OBJECTIVE
What follows is a set of records, each of which is to be written out exactly.

Start SUPPLIED MATERIAL

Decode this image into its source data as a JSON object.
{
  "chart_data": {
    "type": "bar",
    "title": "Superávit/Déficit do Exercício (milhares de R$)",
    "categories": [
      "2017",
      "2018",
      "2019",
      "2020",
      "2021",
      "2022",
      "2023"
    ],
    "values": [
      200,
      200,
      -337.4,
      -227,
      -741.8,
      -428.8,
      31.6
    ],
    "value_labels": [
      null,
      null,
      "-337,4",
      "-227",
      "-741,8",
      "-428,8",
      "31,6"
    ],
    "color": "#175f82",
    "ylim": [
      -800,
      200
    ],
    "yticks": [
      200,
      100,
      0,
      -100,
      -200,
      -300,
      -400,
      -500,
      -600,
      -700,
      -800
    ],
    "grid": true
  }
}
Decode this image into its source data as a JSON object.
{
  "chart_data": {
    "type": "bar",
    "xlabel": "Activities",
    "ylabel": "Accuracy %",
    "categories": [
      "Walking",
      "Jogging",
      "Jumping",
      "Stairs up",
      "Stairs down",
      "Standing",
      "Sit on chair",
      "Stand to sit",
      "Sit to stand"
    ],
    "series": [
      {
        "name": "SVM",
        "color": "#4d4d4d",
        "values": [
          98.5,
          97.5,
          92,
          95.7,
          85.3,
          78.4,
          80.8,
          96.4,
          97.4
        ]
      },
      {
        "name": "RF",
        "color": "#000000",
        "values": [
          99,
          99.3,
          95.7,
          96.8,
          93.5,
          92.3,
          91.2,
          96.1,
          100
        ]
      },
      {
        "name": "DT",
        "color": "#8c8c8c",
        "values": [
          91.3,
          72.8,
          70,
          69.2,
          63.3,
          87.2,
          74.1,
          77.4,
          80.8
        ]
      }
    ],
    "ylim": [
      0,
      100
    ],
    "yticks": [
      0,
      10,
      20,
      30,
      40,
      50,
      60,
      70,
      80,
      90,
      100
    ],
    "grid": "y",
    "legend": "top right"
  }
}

End SUPPLIED MATERIAL

FULL RESPONSE
Decode this image into its source data as a JSON object.
{
  "chart_data": {
    "type": "bar",
    "title": "Superávit/Déficit do Exercício (milhares de R$)",
    "categories": [
      "2017",
      "2018",
      "2019",
      "2020",
      "2021",
      "2022",
      "2023"
    ],
    "values": [
      200,
      200,
      -337.4,
      -227,
      -741.8,
      -428.8,
      31.6
    ],
    "value_labels": [
      null,
      null,
      "-337,4",
      "-227",
      "-741,8",
      "-428,8",
      "31,6"
    ],
    "color": "#175f82",
    "ylim": [
      -800,
      200
    ],
    "yticks": [
      200,
      100,
      0,
      -100,
      -200,
      -300,
      -400,
      -500,
      -600,
      -700,
      -800
    ],
    "grid": true
  }
}
Decode this image into its source data as a JSON object.
{
  "chart_data": {
    "type": "bar",
    "xlabel": "Activities",
    "ylabel": "Accuracy %",
    "categories": [
      "Walking",
      "Jogging",
      "Jumping",
      "Stairs up",
      "Stairs down",
      "Standing",
      "Sit on chair",
      "Stand to sit",
      "Sit to stand"
    ],
    "series": [
      {
        "name": "SVM",
        "color": "#4d4d4d",
        "values": [
          98.5,
          97.5,
          92,
          95.7,
          85.3,
          78.4,
          80.8,
          96.4,
          97.4
        ]
      },
      {
        "name": "RF",
        "color": "#000000",
        "values": [
          99,
          99.3,
          95.7,
          96.8,
          93.5,
          92.3,
          91.2,
          96.1,
          100
        ]
      },
      {
        "name": "DT",
        "color": "#8c8c8c",
        "values": [
          91.3,
          72.8,
          70,
          69.2,
          63.3,
          87.2,
          74.1,
          77.4,
          80.8
        ]
      }
    ],
    "ylim": [
      0,
      100
    ],
    "yticks": [
      0,
      10,
      20,
      30,
      40,
      50,
      60,
      70,
      80,
      90,
      100
    ],
    "grid": "y",
    "legend": "top right"
  }
}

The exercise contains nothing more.